* _Given instruction_
Render every entry verbatim.

§ §

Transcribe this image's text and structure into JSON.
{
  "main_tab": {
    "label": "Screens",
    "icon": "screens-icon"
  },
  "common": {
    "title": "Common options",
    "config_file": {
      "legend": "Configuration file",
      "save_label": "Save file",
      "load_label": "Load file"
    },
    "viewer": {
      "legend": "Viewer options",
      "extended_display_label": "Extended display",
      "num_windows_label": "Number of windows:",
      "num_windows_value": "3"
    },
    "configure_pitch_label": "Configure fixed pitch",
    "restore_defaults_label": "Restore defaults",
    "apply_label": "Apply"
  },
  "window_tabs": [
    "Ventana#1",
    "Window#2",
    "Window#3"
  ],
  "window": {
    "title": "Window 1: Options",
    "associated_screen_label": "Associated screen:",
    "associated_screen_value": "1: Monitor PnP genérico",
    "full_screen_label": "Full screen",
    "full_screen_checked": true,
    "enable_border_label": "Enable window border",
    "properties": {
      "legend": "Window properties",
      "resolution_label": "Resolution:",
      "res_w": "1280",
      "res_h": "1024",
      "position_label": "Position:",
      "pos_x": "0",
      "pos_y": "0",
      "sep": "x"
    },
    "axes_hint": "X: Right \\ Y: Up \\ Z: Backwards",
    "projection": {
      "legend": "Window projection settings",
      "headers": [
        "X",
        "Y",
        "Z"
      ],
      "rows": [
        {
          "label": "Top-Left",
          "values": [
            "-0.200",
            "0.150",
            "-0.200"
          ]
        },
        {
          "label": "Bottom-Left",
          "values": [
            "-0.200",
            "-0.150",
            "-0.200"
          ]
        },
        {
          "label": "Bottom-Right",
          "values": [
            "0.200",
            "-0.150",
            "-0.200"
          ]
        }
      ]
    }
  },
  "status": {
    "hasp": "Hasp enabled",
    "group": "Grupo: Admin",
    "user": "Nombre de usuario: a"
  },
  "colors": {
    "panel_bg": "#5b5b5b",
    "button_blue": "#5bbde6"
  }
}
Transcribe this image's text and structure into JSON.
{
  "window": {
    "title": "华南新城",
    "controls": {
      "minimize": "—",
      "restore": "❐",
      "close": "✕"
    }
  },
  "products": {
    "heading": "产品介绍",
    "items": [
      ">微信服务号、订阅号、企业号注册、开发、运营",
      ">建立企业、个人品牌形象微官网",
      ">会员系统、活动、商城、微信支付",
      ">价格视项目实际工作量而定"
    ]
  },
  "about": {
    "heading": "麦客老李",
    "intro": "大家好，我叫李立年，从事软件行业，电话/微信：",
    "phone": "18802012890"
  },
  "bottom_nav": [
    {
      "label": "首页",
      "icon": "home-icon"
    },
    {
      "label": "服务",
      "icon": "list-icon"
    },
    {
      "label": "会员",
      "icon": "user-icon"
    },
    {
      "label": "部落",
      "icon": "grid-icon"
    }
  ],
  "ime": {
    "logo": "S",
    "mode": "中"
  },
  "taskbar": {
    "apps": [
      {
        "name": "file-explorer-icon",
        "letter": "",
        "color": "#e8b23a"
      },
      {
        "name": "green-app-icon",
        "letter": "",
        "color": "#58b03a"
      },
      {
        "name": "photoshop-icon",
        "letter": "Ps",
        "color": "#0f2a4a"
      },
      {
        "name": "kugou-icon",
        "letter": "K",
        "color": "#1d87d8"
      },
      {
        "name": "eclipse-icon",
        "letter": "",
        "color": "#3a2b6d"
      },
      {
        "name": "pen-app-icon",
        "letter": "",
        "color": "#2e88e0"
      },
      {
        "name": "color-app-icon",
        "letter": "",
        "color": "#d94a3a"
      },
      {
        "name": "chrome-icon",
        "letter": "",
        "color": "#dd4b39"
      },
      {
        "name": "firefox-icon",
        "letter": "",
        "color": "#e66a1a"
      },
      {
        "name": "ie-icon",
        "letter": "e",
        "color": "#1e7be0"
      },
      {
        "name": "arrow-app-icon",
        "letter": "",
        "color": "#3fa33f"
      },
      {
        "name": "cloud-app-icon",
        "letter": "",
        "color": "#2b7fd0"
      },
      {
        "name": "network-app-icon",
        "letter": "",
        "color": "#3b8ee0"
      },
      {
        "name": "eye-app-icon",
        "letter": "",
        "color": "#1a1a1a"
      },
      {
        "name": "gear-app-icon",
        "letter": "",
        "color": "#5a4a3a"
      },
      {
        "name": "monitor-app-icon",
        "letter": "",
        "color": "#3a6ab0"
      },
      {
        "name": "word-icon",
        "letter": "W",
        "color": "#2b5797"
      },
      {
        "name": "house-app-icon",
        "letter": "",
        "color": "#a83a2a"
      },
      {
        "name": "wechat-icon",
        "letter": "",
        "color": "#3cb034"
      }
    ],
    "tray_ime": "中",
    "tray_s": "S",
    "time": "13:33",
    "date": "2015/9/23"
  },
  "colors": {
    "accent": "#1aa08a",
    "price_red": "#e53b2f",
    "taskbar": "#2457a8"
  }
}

§ §

* _Task answer_
Transcribe this image's text and structure into JSON.
{
  "main_tab": {
    "label": "Screens",
    "icon": "screens-icon"
  },
  "common": {
    "title": "Common options",
    "config_file": {
      "legend": "Configuration file",
      "save_label": "Save file",
      "load_label": "Load file"
    },
    "viewer": {
      "legend": "Viewer options",
      "extended_display_label": "Extended display",
      "num_windows_label": "Number of windows:",
      "num_windows_value": "3"
    },
    "configure_pitch_label": "Configure fixed pitch",
    "restore_defaults_label": "Restore defaults",
    "apply_label": "Apply"
  },
  "window_tabs": [
    "Ventana#1",
    "Window#2",
    "Window#3"
  ],
  "window": {
    "title": "Window 1: Options",
    "associated_screen_label": "Associated screen:",
    "associated_screen_value": "1: Monitor PnP genérico",
    "full_screen_label": "Full screen",
    "full_screen_checked": true,
    "enable_border_label": "Enable window border",
    "properties": {
      "legend": "Window properties",
      "resolution_label": "Resolution:",
      "res_w": "1280",
      "res_h": "1024",
      "position_label": "Position:",
      "pos_x": "0",
      "pos_y": "0",
      "sep": "x"
    },
    "axes_hint": "X: Right \\ Y: Up \\ Z: Backwards",
    "projection": {
      "legend": "Window projection settings",
      "headers": [
        "X",
        "Y",
        "Z"
      ],
      "rows": [
        {
          "label": "Top-Left",
          "values": [
            "-0.200",
            "0.150",
            "-0.200"
          ]
        },
        {
          "label": "Bottom-Left",
          "values": [
            "-0.200",
            "-0.150",
            "-0.200"
          ]
        },
        {
          "label": "Bottom-Right",
          "values": [
            "0.200",
            "-0.150",
            "-0.200"
          ]
        }
      ]
    }
  },
  "status": {
    "hasp": "Hasp enabled",
    "group": "Grupo: Admin",
    "user": "Nombre de usuario: a"
  },
  "colors": {
    "panel_bg": "#5b5b5b",
    "button_blue": "#5bbde6"
  }
}
Transcribe this image's text and structure into JSON.
{
  "window": {
    "title": "华南新城",
    "controls": {
      "minimize": "—",
      "restore": "❐",
      "close": "✕"
    }
  },
  "products": {
    "heading": "产品介绍",
    "items": [
      ">微信服务号、订阅号、企业号注册、开发、运营",
      ">建立企业、个人品牌形象微官网",
      ">会员系统、活动、商城、微信支付",
      ">价格视项目实际工作量而定"
    ]
  },
  "about": {
    "heading": "麦客老李",
    "intro": "大家好，我叫李立年，从事软件行业，电话/微信：",
    "phone": "18802012890"
  },
  "bottom_nav": [
    {
      "label": "首页",
      "icon": "home-icon"
    },
    {
      "label": "服务",
      "icon": "list-icon"
    },
    {
      "label": "会员",
      "icon": "user-icon"
    },
    {
      "label": "部落",
      "icon": "grid-icon"
    }
  ],
  "ime": {
    "logo": "S",
    "mode": "中"
  },
  "taskbar": {
    "apps": [
      {
        "name": "file-explorer-icon",
        "letter": "",
        "color": "#e8b23a"
      },
      {
        "name": "green-app-icon",
        "letter": "",
        "color": "#58b03a"
      },
      {
        "name": "photoshop-icon",
        "letter": "Ps",
        "color": "#0f2a4a"
      },
      {
        "name": "kugou-icon",
        "letter": "K",
        "color": "#1d87d8"
      },
      {
        "name": "eclipse-icon",
        "letter": "",
        "color": "#3a2b6d"
      },
      {
        "name": "pen-app-icon",
        "letter": "",
        "color": "#2e88e0"
      },
      {
        "name": "color-app-icon",
        "letter": "",
        "color": "#d94a3a"
      },
      {
        "name": "chrome-icon",
        "letter": "",
        "color": "#dd4b39"
      },
      {
        "name": "firefox-icon",
        "letter": "",
        "color": "#e66a1a"
      },
      {
        "name": "ie-icon",
        "letter": "e",
        "color": "#1e7be0"
      },
      {
        "name": "arrow-app-icon",
        "letter": "",
        "color": "#3fa33f"
      },
      {
        "name": "cloud-app-icon",
        "letter": "",
        "color": "#2b7fd0"
      },
      {
        "name": "network-app-icon",
        "letter": "",
        "color": "#3b8ee0"
      },
      {
        "name": "eye-app-icon",
        "letter": "",
        "color": "#1a1a1a"
      },
      {
        "name": "gear-app-icon",
        "letter": "",
        "color": "#5a4a3a"
      },
      {
        "name": "monitor-app-icon",
        "letter": "",
        "color": "#3a6ab0"
      },
      {
        "name": "word-icon",
        "letter": "W",
        "color": "#2b5797"
      },
      {
        "name": "house-app-icon",
        "letter": "",
        "color": "#a83a2a"
      },
      {
        "name": "wechat-icon",
        "letter": "",
        "color": "#3cb034"
      }
    ],
    "tray_ime": "中",
    "tray_s": "S",
    "time": "13:33",
    "date": "2015/9/23"
  },
  "colors": {
    "accent": "#1aa08a",
    "price_red": "#e53b2f",
    "taskbar": "#2457a8"
  }
}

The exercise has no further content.